* [DATA TO PROCESS]:

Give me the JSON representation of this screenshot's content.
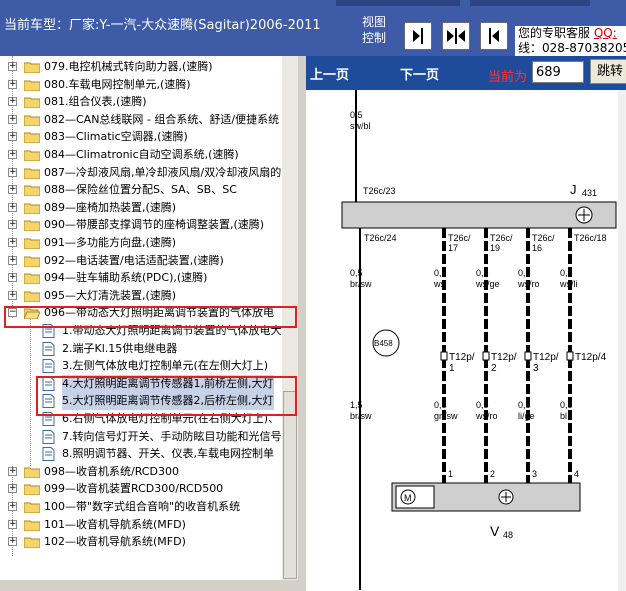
{
  "header": {
    "car_model": "当前车型：厂家:Y-一汽-大众速腾(Sagitar)2006-2011",
    "view_label": "视图控制",
    "contact_line1": "您的专职客服",
    "contact_qq": "QQ:",
    "contact_line2": "线：028-87038205"
  },
  "tree": {
    "items": [
      "079.电控机械式转向助力器,(速腾)",
      "080.车载电网控制单元,(速腾)",
      "081.组合仪表,(速腾)",
      "082—CAN总线联网 - 组合系统、舒适/便捷系统",
      "083—Climatic空调器,(速腾)",
      "084—Climatronic自动空调系统,(速腾)",
      "087—冷却液风扇,单冷却液风扇/双冷却液风扇的",
      "088—保险丝位置分配S、SA、SB、SC",
      "089—座椅加热装置,(速腾)",
      "090—带腰部支撑调节的座椅调整装置,(速腾)",
      "091—多功能方向盘,(速腾)",
      "092—电话装置/电话适配装置,(速腾)",
      "094—驻车辅助系统(PDC),(速腾)",
      "095—大灯清洗装置,(速腾)",
      "096—带动态大灯照明距离调节装置的气体放电"
    ],
    "children": [
      "1.带动态大灯照明距离调节装置的气体放电大",
      "2.端子Kl.15供电继电器",
      "3.左侧气体放电灯控制单元(在左侧大灯上)",
      "4.大灯照明距离调节传感器1,前桥左侧,大灯",
      "5.大灯照明距离调节传感器2,后桥左侧,大灯",
      "6.右侧气体放电灯控制单元(在右侧大灯上)、",
      "7.转向信号灯开关、手动防眩目功能和光信号",
      "8.照明调节器、开关、仪表,车载电网控制单"
    ],
    "tail_items": [
      "098—收音机系统/RCD300",
      "099—收音机装置RCD300/RCD500",
      "100—带\"数字式组合音响\"的收音机系统",
      "101—收音机导航系统(MFD)",
      "102—收音机导航系统(MFD)"
    ]
  },
  "viewer": {
    "prev_label": "上一页",
    "next_label": "下一页",
    "current_label": "当前为",
    "page_value": "689",
    "jump_label": "跳转"
  },
  "diagram": {
    "labels": {
      "top_wire": "0,5\nsw/bl",
      "j431": "J",
      "j431_sub": "431",
      "v48": "V",
      "v48_sub": "48",
      "b458": "B458"
    },
    "connectors_top": [
      "T26c/23"
    ],
    "connectors_mid": [
      "T26c/24",
      "T26c/\n17",
      "T26c/\n19",
      "T26c/\n16",
      "T26c/18"
    ],
    "wires_a": [
      "0,5\nbr/sw",
      "0,5\nws",
      "0,5\nws/ge",
      "0,5\nws/ro",
      "0,5\nws/li"
    ],
    "t12p": [
      "T12p/\n1",
      "T12p/\n2",
      "T12p/\n3",
      "T12p/4"
    ],
    "wires_b": [
      "1,5\nbr/sw",
      "0,5\ngn/sw",
      "0,5\nws/ro",
      "0,5\nli/ge",
      "0,5\nbl"
    ],
    "pins": [
      "1",
      "2",
      "3",
      "4"
    ]
  }
}
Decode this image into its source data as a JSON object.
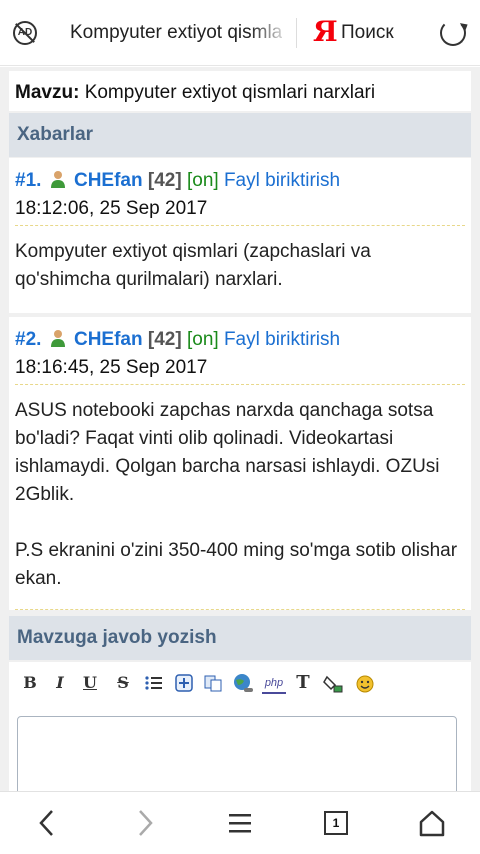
{
  "browser": {
    "url_text": "Kompyuter extiyot qismlari narxlari",
    "adblock_label": "AD",
    "yandex_logo": "Я",
    "search_label": "Поиск",
    "tab_count": "1"
  },
  "topic": {
    "label": "Mavzu:",
    "title": "Kompyuter extiyot qismlari narxlari"
  },
  "messages_header": "Xabarlar",
  "posts": [
    {
      "number": "#1.",
      "user": "CHEfan",
      "rep": "[42]",
      "status": "[on]",
      "attach_link": "Fayl biriktirish",
      "time": "18:12:06, 25 Sep 2017",
      "body": "Kompyuter extiyot qismlari (zapchaslari va qo'shimcha qurilmalari) narxlari."
    },
    {
      "number": "#2.",
      "user": "CHEfan",
      "rep": "[42]",
      "status": "[on]",
      "attach_link": "Fayl biriktirish",
      "time": "18:16:45, 25 Sep 2017",
      "body_p1": "ASUS notebooki zapchas narxda qanchaga sotsa bo'ladi? Faqat vinti olib qolinadi. Videokartasi ishlamaydi. Qolgan barcha narsasi ishlaydi. OZUsi 2Gblik.",
      "body_p2": "P.S ekranini o'zini 350-400 ming so'mga sotib olishar ekan."
    }
  ],
  "reply": {
    "header": "Mavzuga javob yozish",
    "toolbar": {
      "bold": "B",
      "italic": "I",
      "underline": "U",
      "strike": "S",
      "php": "php",
      "text": "T"
    }
  },
  "colors": {
    "link": "#1b6fd1",
    "online": "#1a8a1a",
    "section_bg": "#dde2e8",
    "section_text": "#4a6582"
  }
}
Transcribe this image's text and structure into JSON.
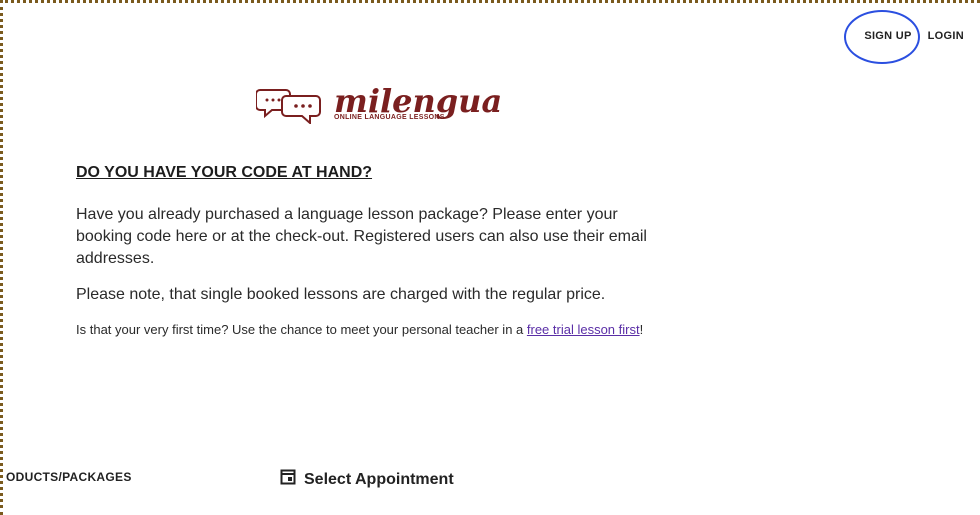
{
  "header": {
    "signup_label": "SIGN UP",
    "login_label": "LOGIN"
  },
  "logo": {
    "name": "milengua",
    "tagline": "ONLINE LANGUAGE LESSONS"
  },
  "main": {
    "heading": "DO YOU HAVE YOUR CODE AT HAND?",
    "para1": "Have you already purchased a language lesson package? Please enter your booking code here or at the check-out. Registered users can also use their email addresses.",
    "para2": "Please note, that single booked lessons are charged with the regular price.",
    "trial_prefix": "Is that your very first time? Use the chance to meet your personal teacher in a ",
    "trial_link": "free trial lesson first",
    "trial_suffix": "!"
  },
  "tabs": {
    "products_label": "ODUCTS/PACKAGES",
    "appointment_label": "Select Appointment"
  },
  "colors": {
    "brand": "#7a1f1f",
    "highlight_ring": "#2b4fe0",
    "link": "#5a2ea6"
  }
}
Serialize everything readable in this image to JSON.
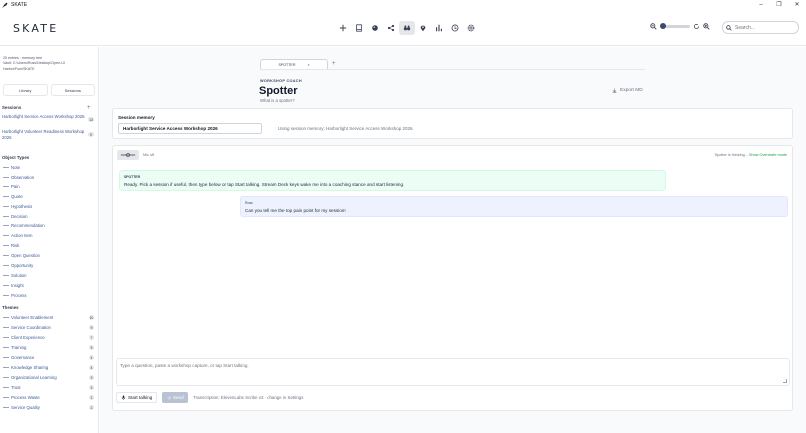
{
  "window": {
    "title": "SKATE",
    "icon": "feather-icon"
  },
  "header": {
    "logo": "SKATE",
    "toolbar_icons": [
      "plus-icon",
      "book-icon",
      "palette-icon",
      "share-icon",
      "binoculars-icon",
      "pin-icon",
      "chart-icon",
      "clock-icon",
      "gear-icon"
    ],
    "active_tool": "binoculars-icon",
    "zoom": {
      "level": 0
    },
    "search": {
      "placeholder": "Search..."
    }
  },
  "sidebar": {
    "vault_lines": [
      "25 entries · memory tree",
      "Vault: C:\\Users\\Ross\\Desktop\\Open-UI",
      "Harbor\\Fsm\\SKATE"
    ],
    "tabs": [
      "Library",
      "Sessions"
    ],
    "sessions_heading": "Sessions",
    "sessions": [
      {
        "label": "Harborlight Service Access Workshop 2026",
        "count": "13"
      },
      {
        "label": "Harborlight Volunteer Readiness Workshop 2026",
        "count": "0"
      }
    ],
    "object_types_heading": "Object Types",
    "object_types": [
      "Note",
      "Observation",
      "Pain",
      "Quote",
      "Hypothesis",
      "Decision",
      "Recommendation",
      "Action Item",
      "Risk",
      "Open Question",
      "Opportunity",
      "Solution",
      "Insight",
      "Process"
    ],
    "themes_heading": "Themes",
    "themes": [
      {
        "label": "Volunteer Enablement",
        "count": "10"
      },
      {
        "label": "Service Coordination",
        "count": "9"
      },
      {
        "label": "Client Experience",
        "count": "7"
      },
      {
        "label": "Training",
        "count": "5"
      },
      {
        "label": "Governance",
        "count": "4"
      },
      {
        "label": "Knowledge Sharing",
        "count": "4"
      },
      {
        "label": "Organizational Learning",
        "count": "3"
      },
      {
        "label": "Trust",
        "count": "3"
      },
      {
        "label": "Process Waste",
        "count": "2"
      },
      {
        "label": "Service Quality",
        "count": "2"
      }
    ]
  },
  "main": {
    "tab": {
      "label": "SPOTTER",
      "new_tab": "+"
    },
    "eyebrow": "WORKSHOP COACH",
    "title": "Spotter",
    "subtitle": "What is a spotter?",
    "export_label": "Export MD",
    "memory": {
      "label": "Session memory",
      "selected": "Harborlight Service Access Workshop 2026",
      "note": "Using session memory: Harborlight Service Access Workshop 2026."
    },
    "chat": {
      "mic_label": "Mic off",
      "status": "Spotter is thinking...",
      "status_link": "Show Overdrafe mode",
      "messages": [
        {
          "role": "SPOTTER",
          "text": "Ready. Pick a session if useful, then type below or tap Start talking. Stream Deck keys wake me into a coaching stance and start listening."
        },
        {
          "role": "Ross",
          "text": "Can you tell me the top pain point for my session!"
        }
      ]
    },
    "composer": {
      "placeholder": "Type a question, paste a workshop capture, or tap Start talking.",
      "start_label": "Start talking",
      "send_label": "Send",
      "transcription": "Transcription: ElevenLabs Scribe v2 · change in Settings"
    }
  }
}
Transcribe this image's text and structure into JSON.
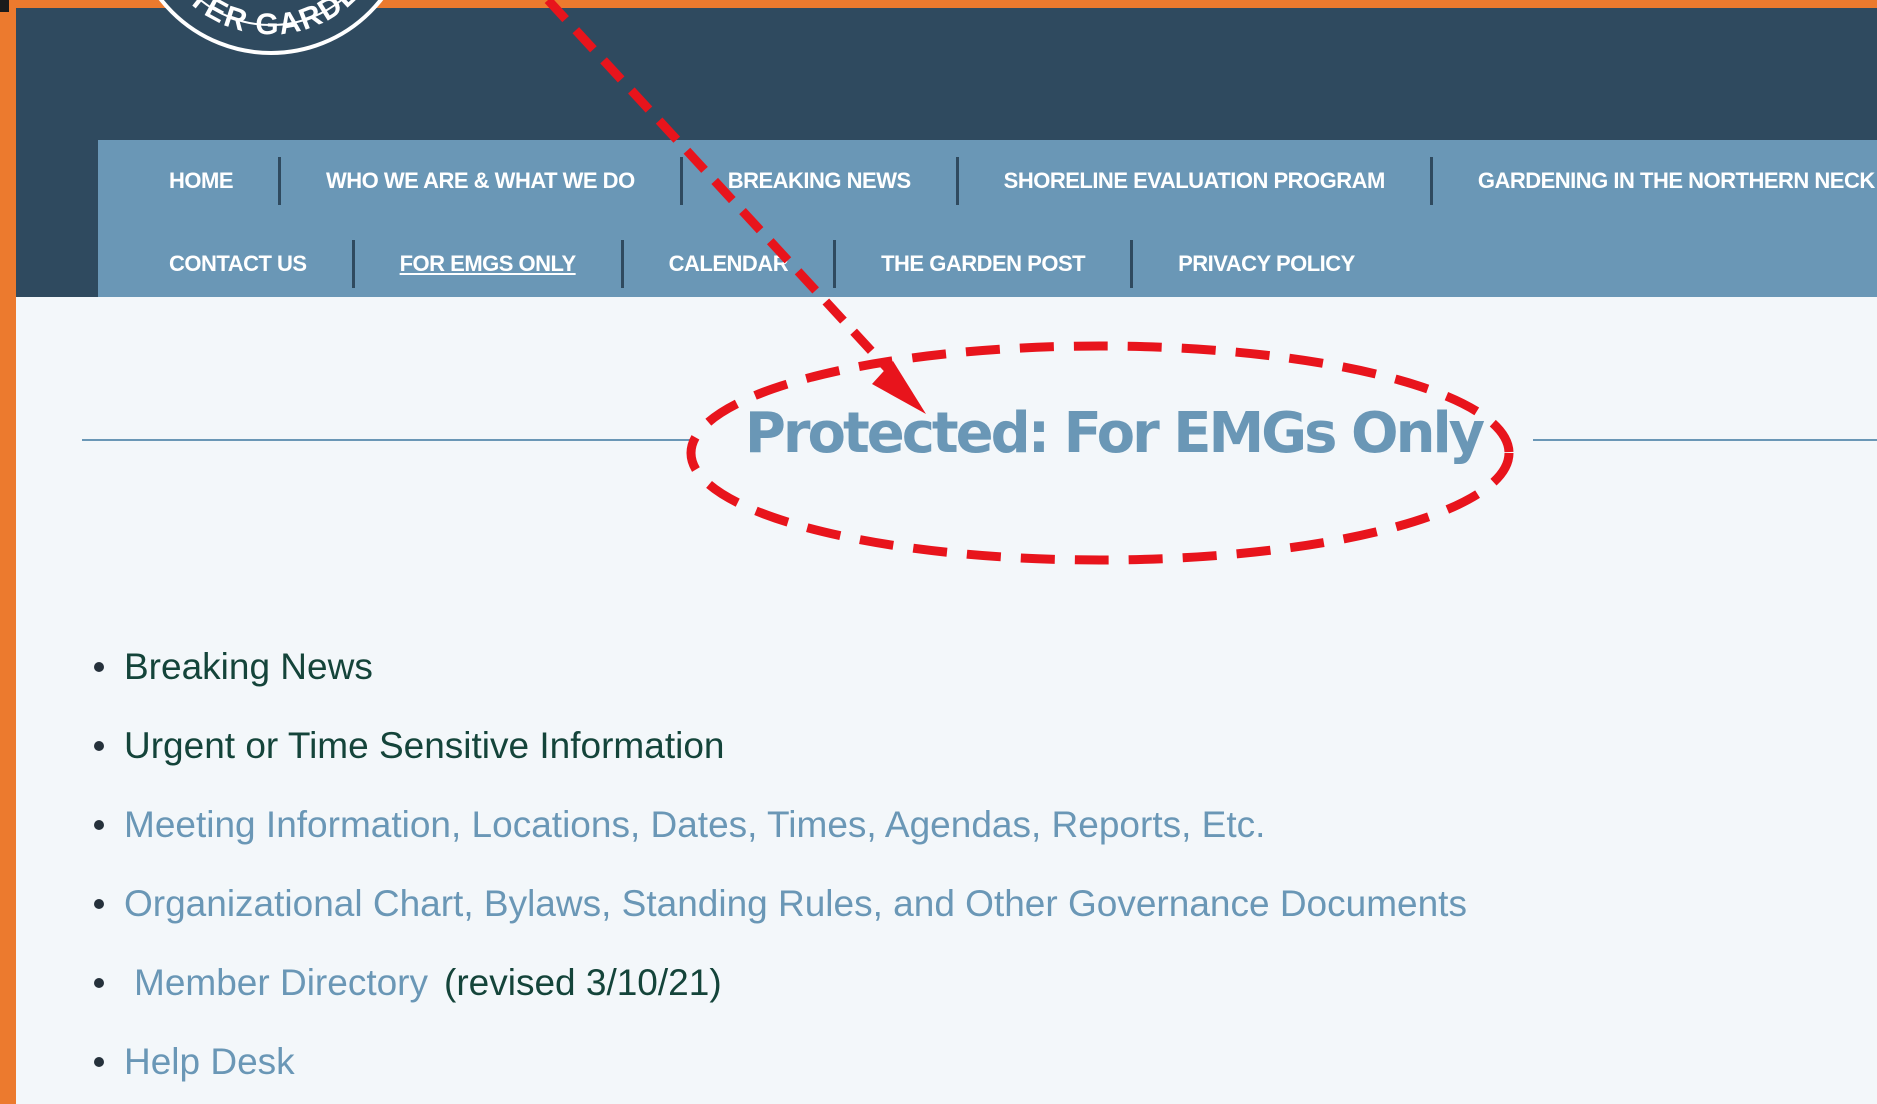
{
  "logo": {
    "arc_text": "ASTER GARDENE"
  },
  "nav": {
    "row1": [
      "HOME",
      "WHO WE ARE & WHAT WE DO",
      "BREAKING NEWS",
      "SHORELINE EVALUATION PROGRAM",
      "GARDENING IN THE NORTHERN NECK"
    ],
    "row2": [
      "CONTACT US",
      "FOR EMGS ONLY",
      "CALENDAR",
      "THE GARDEN POST",
      "PRIVACY POLICY"
    ]
  },
  "page": {
    "title": "Protected: For EMGs Only"
  },
  "links": {
    "breaking_news": "Breaking News",
    "urgent": "Urgent or Time Sensitive Information",
    "meeting": "Meeting Information, Locations, Dates, Times, Agendas, Reports, Etc.",
    "org": "Organizational Chart, Bylaws, Standing Rules, and Other Governance Documents",
    "directory": "Member Directory",
    "directory_note": "(revised 3/10/21)",
    "help": "Help Desk"
  },
  "colors": {
    "frame": "#ec7a2e",
    "header": "#2f4a5f",
    "nav": "#6a97b6",
    "annotation": "#e8141c"
  }
}
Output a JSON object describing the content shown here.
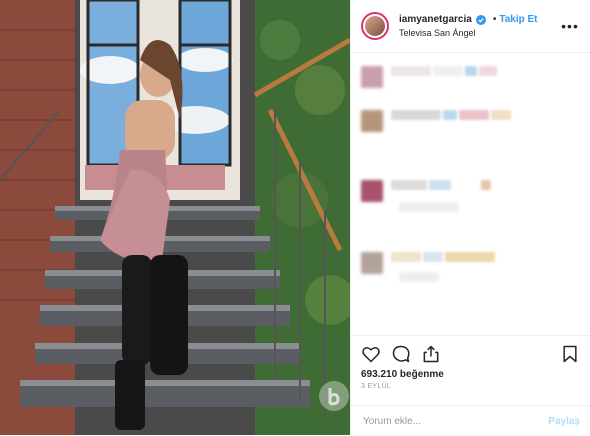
{
  "header": {
    "username": "iamyanetgarcia",
    "separator": "•",
    "follow_label": "Takip Et",
    "location": "Televisa San Ángel",
    "more_label": "•••"
  },
  "actions": {
    "likes": "693.210 beğenme",
    "date": "3 EYLÜL"
  },
  "comment_box": {
    "placeholder": "Yorum ekle...",
    "post_label": "Paylaş"
  },
  "colors": {
    "link": "#3897f0",
    "post_disabled": "#b2dffc",
    "text": "#262626",
    "muted": "#999999"
  },
  "icons": [
    "verified-badge-icon",
    "heart-icon",
    "comment-icon",
    "share-icon",
    "bookmark-icon",
    "more-options-icon"
  ]
}
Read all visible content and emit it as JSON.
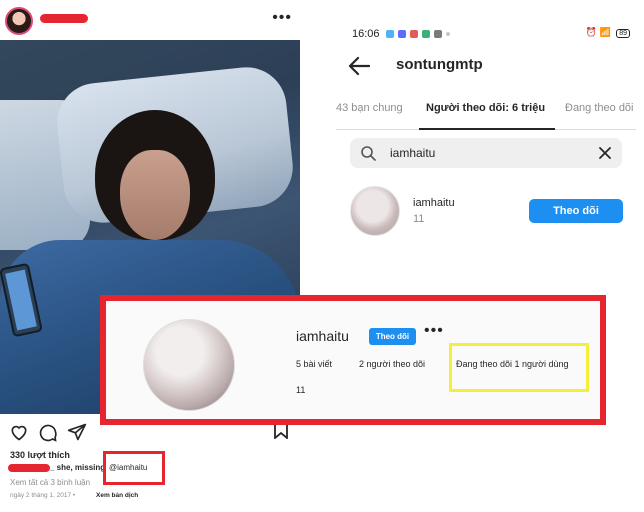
{
  "post": {
    "more_icon": "more-dots-icon",
    "likes": "330 lượt thích",
    "caption": "_ she, missing",
    "tagged_user": "@iamhaitu",
    "view_comments": "Xem tất cả 3 bình luận",
    "date": "ngày 2 tháng 1, 2017 •",
    "see_translation": "Xem bản dịch"
  },
  "mobile": {
    "status": {
      "time": "16:06",
      "battery": "89"
    },
    "title": "sontungmtp",
    "tabs": [
      "43 bạn chung",
      "Người theo dõi: 6 triệu",
      "Đang theo dõi"
    ],
    "search": {
      "value": "iamhaitu"
    },
    "result": {
      "username": "iamhaitu",
      "subtitle": "11",
      "follow_label": "Theo dõi"
    }
  },
  "profile_card": {
    "username": "iamhaitu",
    "follow_label": "Theo dõi",
    "posts": "5 bài viết",
    "followers": "2 người theo dõi",
    "following": "Đang theo dõi 1 người dùng",
    "subtitle": "11"
  },
  "colors": {
    "highlight_red": "#e5262e",
    "highlight_yellow": "#f5ee3a",
    "button_blue": "#1d8ff0"
  }
}
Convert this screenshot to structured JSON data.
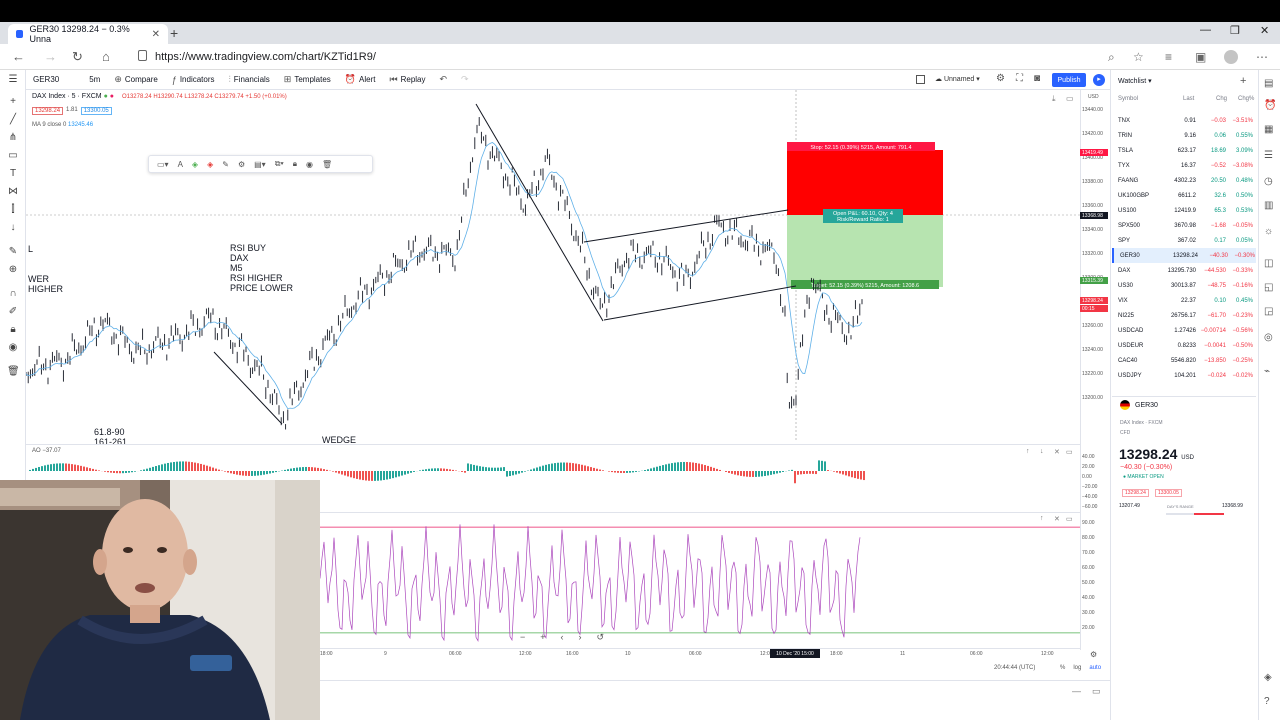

* [INSTRUCTIONS FOR THE TASK]: Find the lines with the string "iamhaitu" and reproduce them.

* [EXERCISE RESPONSE]:
    "tagged_user": "@iamhaitu",
      "value": "iamhaitu"
      "username": "iamhaitu",
    "username": "iamhaitu",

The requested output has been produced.